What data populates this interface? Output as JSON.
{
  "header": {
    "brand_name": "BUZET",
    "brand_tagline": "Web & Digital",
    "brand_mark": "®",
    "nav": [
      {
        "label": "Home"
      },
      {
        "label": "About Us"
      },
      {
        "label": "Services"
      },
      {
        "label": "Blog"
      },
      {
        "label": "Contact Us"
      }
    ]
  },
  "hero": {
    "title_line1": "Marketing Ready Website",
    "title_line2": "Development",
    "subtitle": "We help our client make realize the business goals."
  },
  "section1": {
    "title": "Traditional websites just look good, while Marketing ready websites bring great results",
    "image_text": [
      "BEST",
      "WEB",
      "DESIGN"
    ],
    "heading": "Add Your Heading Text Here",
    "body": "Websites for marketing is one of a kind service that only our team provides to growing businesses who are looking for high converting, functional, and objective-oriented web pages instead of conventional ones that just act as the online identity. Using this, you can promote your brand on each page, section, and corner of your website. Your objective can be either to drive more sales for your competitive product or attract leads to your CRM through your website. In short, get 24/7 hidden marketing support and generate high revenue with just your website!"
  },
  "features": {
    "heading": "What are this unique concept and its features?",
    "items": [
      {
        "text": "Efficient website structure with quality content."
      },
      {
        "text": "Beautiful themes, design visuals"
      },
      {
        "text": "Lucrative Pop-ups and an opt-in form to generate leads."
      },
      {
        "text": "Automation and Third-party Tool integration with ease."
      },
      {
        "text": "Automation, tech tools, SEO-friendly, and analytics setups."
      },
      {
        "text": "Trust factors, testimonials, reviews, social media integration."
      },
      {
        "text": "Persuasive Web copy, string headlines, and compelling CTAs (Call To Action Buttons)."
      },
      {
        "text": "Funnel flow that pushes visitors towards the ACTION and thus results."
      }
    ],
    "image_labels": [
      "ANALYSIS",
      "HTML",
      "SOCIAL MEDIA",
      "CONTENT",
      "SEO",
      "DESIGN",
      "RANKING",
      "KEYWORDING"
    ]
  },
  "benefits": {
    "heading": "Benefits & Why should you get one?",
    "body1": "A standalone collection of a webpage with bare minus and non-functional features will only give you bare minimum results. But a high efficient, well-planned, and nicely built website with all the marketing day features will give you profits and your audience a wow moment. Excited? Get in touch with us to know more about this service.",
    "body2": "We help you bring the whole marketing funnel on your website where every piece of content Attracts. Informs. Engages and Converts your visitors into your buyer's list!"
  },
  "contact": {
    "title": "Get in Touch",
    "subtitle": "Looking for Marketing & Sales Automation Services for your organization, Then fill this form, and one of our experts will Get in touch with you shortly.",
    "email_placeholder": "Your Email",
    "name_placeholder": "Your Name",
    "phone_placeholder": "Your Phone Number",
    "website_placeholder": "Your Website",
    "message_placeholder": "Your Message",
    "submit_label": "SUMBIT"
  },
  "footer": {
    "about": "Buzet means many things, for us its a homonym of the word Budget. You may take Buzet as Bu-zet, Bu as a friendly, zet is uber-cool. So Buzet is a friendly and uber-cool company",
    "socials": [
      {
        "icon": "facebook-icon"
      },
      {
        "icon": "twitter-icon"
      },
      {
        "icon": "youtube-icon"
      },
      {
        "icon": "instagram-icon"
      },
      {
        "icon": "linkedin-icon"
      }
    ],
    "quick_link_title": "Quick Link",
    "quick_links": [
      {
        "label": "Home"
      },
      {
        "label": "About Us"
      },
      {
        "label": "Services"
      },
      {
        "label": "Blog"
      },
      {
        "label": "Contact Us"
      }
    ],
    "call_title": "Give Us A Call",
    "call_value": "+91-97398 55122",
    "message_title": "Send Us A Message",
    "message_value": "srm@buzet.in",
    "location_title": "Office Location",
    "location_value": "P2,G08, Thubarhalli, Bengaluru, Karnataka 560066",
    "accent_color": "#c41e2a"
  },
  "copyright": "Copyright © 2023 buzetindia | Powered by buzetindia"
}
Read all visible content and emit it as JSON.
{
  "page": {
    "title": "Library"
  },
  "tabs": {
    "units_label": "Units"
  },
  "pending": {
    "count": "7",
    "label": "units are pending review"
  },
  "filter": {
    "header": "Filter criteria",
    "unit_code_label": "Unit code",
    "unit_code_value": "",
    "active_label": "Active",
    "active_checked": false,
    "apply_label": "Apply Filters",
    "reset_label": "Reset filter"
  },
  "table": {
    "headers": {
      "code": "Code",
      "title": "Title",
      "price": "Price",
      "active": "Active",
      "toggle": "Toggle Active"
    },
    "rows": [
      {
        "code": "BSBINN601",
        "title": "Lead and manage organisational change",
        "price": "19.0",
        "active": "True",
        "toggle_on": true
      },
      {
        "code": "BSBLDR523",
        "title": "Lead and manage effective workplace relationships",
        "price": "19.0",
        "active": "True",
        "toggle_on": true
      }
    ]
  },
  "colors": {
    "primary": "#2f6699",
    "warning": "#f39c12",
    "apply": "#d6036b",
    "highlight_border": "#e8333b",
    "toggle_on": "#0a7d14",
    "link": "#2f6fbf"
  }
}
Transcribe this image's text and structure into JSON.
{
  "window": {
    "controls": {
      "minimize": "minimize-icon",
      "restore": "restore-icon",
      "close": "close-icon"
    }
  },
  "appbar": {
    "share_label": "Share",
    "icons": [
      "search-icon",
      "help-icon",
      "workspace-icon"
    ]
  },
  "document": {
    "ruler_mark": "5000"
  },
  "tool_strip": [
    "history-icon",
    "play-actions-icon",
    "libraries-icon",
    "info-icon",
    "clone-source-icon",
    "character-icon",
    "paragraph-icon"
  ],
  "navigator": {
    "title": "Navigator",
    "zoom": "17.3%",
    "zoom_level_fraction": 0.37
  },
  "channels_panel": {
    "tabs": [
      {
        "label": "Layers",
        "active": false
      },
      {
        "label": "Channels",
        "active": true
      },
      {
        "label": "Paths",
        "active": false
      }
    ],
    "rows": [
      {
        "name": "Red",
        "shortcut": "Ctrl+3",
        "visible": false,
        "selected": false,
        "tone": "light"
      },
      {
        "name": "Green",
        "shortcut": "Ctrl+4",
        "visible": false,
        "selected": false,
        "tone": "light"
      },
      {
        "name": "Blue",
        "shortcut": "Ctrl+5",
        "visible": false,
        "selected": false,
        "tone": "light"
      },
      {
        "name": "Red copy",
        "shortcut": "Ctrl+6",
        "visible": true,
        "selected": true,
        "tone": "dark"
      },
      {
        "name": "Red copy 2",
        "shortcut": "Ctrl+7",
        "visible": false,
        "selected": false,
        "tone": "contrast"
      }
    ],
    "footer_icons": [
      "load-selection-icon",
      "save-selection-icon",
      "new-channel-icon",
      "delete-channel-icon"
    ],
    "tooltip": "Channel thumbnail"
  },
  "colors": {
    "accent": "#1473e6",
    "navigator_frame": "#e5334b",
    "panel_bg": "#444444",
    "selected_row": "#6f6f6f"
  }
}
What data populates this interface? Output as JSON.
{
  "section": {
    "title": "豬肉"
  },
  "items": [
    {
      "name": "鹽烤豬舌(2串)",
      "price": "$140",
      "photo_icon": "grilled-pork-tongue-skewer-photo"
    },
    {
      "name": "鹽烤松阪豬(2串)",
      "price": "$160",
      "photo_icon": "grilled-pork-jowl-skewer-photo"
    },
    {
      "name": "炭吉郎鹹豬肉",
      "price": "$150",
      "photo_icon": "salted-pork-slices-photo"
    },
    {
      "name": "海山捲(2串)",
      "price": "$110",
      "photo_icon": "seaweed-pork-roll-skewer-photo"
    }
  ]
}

### WHAT THIS TASK INVOLVES:
Restate the whole listing exactly, leaving out nothing.

### ANSWER TO THE PROBLEM:
What data populates this interface? Output as JSON.
{
  "header": {
    "brand_name": "BUZET",
    "brand_tagline": "Web & Digital",
    "brand_mark": "®",
    "nav": [
      {
        "label": "Home"
      },
      {
        "label": "About Us"
      },
      {
        "label": "Services"
      },
      {
        "label": "Blog"
      },
      {
        "label": "Contact Us"
      }
    ]
  },
  "hero": {
    "title_line1": "Marketing Ready Website",
    "title_line2": "Development",
    "subtitle": "We help our client make realize the business goals."
  },
  "section1": {
    "title": "Traditional websites just look good, while Marketing ready websites bring great results",
    "image_text": [
      "BEST",
      "WEB",
      "DESIGN"
    ],
    "heading": "Add Your Heading Text Here",
    "body": "Websites for marketing is one of a kind service that only our team provides to growing businesses who are looking for high converting, functional, and objective-oriented web pages instead of conventional ones that just act as the online identity. Using this, you can promote your brand on each page, section, and corner of your website. Your objective can be either to drive more sales for your competitive product or attract leads to your CRM through your website. In short, get 24/7 hidden marketing support and generate high revenue with just your website!"
  },
  "features": {
    "heading": "What are this unique concept and its features?",
    "items": [
      {
        "text": "Efficient website structure with quality content."
      },
      {
        "text": "Beautiful themes, design visuals"
      },
      {
        "text": "Lucrative Pop-ups and an opt-in form to generate leads."
      },
      {
        "text": "Automation and Third-party Tool integration with ease."
      },
      {
        "text": "Automation, tech tools, SEO-friendly, and analytics setups."
      },
      {
        "text": "Trust factors, testimonials, reviews, social media integration."
      },
      {
        "text": "Persuasive Web copy, string headlines, and compelling CTAs (Call To Action Buttons)."
      },
      {
        "text": "Funnel flow that pushes visitors towards the ACTION and thus results."
      }
    ],
    "image_labels": [
      "ANALYSIS",
      "HTML",
      "SOCIAL MEDIA",
      "CONTENT",
      "SEO",
      "DESIGN",
      "RANKING",
      "KEYWORDING"
    ]
  },
  "benefits": {
    "heading": "Benefits & Why should you get one?",
    "body1": "A standalone collection of a webpage with bare minus and non-functional features will only give you bare minimum results. But a high efficient, well-planned, and nicely built website with all the marketing day features will give you profits and your audience a wow moment. Excited? Get in touch with us to know more about this service.",
    "body2": "We help you bring the whole marketing funnel on your website where every piece of content Attracts. Informs. Engages and Converts your visitors into your buyer's list!"
  },
  "contact": {
    "title": "Get in Touch",
    "subtitle": "Looking for Marketing & Sales Automation Services for your organization, Then fill this form, and one of our experts will Get in touch with you shortly.",
    "email_placeholder": "Your Email",
    "name_placeholder": "Your Name",
    "phone_placeholder": "Your Phone Number",
    "website_placeholder": "Your Website",
    "message_placeholder": "Your Message",
    "submit_label": "SUMBIT"
  },
  "footer": {
    "about": "Buzet means many things, for us its a homonym of the word Budget. You may take Buzet as Bu-zet, Bu as a friendly, zet is uber-cool. So Buzet is a friendly and uber-cool company",
    "socials": [
      {
        "icon": "facebook-icon"
      },
      {
        "icon": "twitter-icon"
      },
      {
        "icon": "youtube-icon"
      },
      {
        "icon": "instagram-icon"
      },
      {
        "icon": "linkedin-icon"
      }
    ],
    "quick_link_title": "Quick Link",
    "quick_links": [
      {
        "label": "Home"
      },
      {
        "label": "About Us"
      },
      {
        "label": "Services"
      },
      {
        "label": "Blog"
      },
      {
        "label": "Contact Us"
      }
    ],
    "call_title": "Give Us A Call",
    "call_value": "+91-97398 55122",
    "message_title": "Send Us A Message",
    "message_value": "srm@buzet.in",
    "location_title": "Office Location",
    "location_value": "P2,G08, Thubarhalli, Bengaluru, Karnataka 560066",
    "accent_color": "#c41e2a"
  },
  "copyright": "Copyright © 2023 buzetindia | Powered by buzetindia"
}
Read all visible content and emit it as JSON.
{
  "page": {
    "title": "Library"
  },
  "tabs": {
    "units_label": "Units"
  },
  "pending": {
    "count": "7",
    "label": "units are pending review"
  },
  "filter": {
    "header": "Filter criteria",
    "unit_code_label": "Unit code",
    "unit_code_value": "",
    "active_label": "Active",
    "active_checked": false,
    "apply_label": "Apply Filters",
    "reset_label": "Reset filter"
  },
  "table": {
    "headers": {
      "code": "Code",
      "title": "Title",
      "price": "Price",
      "active": "Active",
      "toggle": "Toggle Active"
    },
    "rows": [
      {
        "code": "BSBINN601",
        "title": "Lead and manage organisational change",
        "price": "19.0",
        "active": "True",
        "toggle_on": true
      },
      {
        "code": "BSBLDR523",
        "title": "Lead and manage effective workplace relationships",
        "price": "19.0",
        "active": "True",
        "toggle_on": true
      }
    ]
  },
  "colors": {
    "primary": "#2f6699",
    "warning": "#f39c12",
    "apply": "#d6036b",
    "highlight_border": "#e8333b",
    "toggle_on": "#0a7d14",
    "link": "#2f6fbf"
  }
}
Transcribe this image's text and structure into JSON.
{
  "window": {
    "controls": {
      "minimize": "minimize-icon",
      "restore": "restore-icon",
      "close": "close-icon"
    }
  },
  "appbar": {
    "share_label": "Share",
    "icons": [
      "search-icon",
      "help-icon",
      "workspace-icon"
    ]
  },
  "document": {
    "ruler_mark": "5000"
  },
  "tool_strip": [
    "history-icon",
    "play-actions-icon",
    "libraries-icon",
    "info-icon",
    "clone-source-icon",
    "character-icon",
    "paragraph-icon"
  ],
  "navigator": {
    "title": "Navigator",
    "zoom": "17.3%",
    "zoom_level_fraction": 0.37
  },
  "channels_panel": {
    "tabs": [
      {
        "label": "Layers",
        "active": false
      },
      {
        "label": "Channels",
        "active": true
      },
      {
        "label": "Paths",
        "active": false
      }
    ],
    "rows": [
      {
        "name": "Red",
        "shortcut": "Ctrl+3",
        "visible": false,
        "selected": false,
        "tone": "light"
      },
      {
        "name": "Green",
        "shortcut": "Ctrl+4",
        "visible": false,
        "selected": false,
        "tone": "light"
      },
      {
        "name": "Blue",
        "shortcut": "Ctrl+5",
        "visible": false,
        "selected": false,
        "tone": "light"
      },
      {
        "name": "Red copy",
        "shortcut": "Ctrl+6",
        "visible": true,
        "selected": true,
        "tone": "dark"
      },
      {
        "name": "Red copy 2",
        "shortcut": "Ctrl+7",
        "visible": false,
        "selected": false,
        "tone": "contrast"
      }
    ],
    "footer_icons": [
      "load-selection-icon",
      "save-selection-icon",
      "new-channel-icon",
      "delete-channel-icon"
    ],
    "tooltip": "Channel thumbnail"
  },
  "colors": {
    "accent": "#1473e6",
    "navigator_frame": "#e5334b",
    "panel_bg": "#444444",
    "selected_row": "#6f6f6f"
  }
}
What data populates this interface? Output as JSON.
{
  "section": {
    "title": "豬肉"
  },
  "items": [
    {
      "name": "鹽烤豬舌(2串)",
      "price": "$140",
      "photo_icon": "grilled-pork-tongue-skewer-photo"
    },
    {
      "name": "鹽烤松阪豬(2串)",
      "price": "$160",
      "photo_icon": "grilled-pork-jowl-skewer-photo"
    },
    {
      "name": "炭吉郎鹹豬肉",
      "price": "$150",
      "photo_icon": "salted-pork-slices-photo"
    },
    {
      "name": "海山捲(2串)",
      "price": "$110",
      "photo_icon": "seaweed-pork-roll-skewer-photo"
    }
  ]
}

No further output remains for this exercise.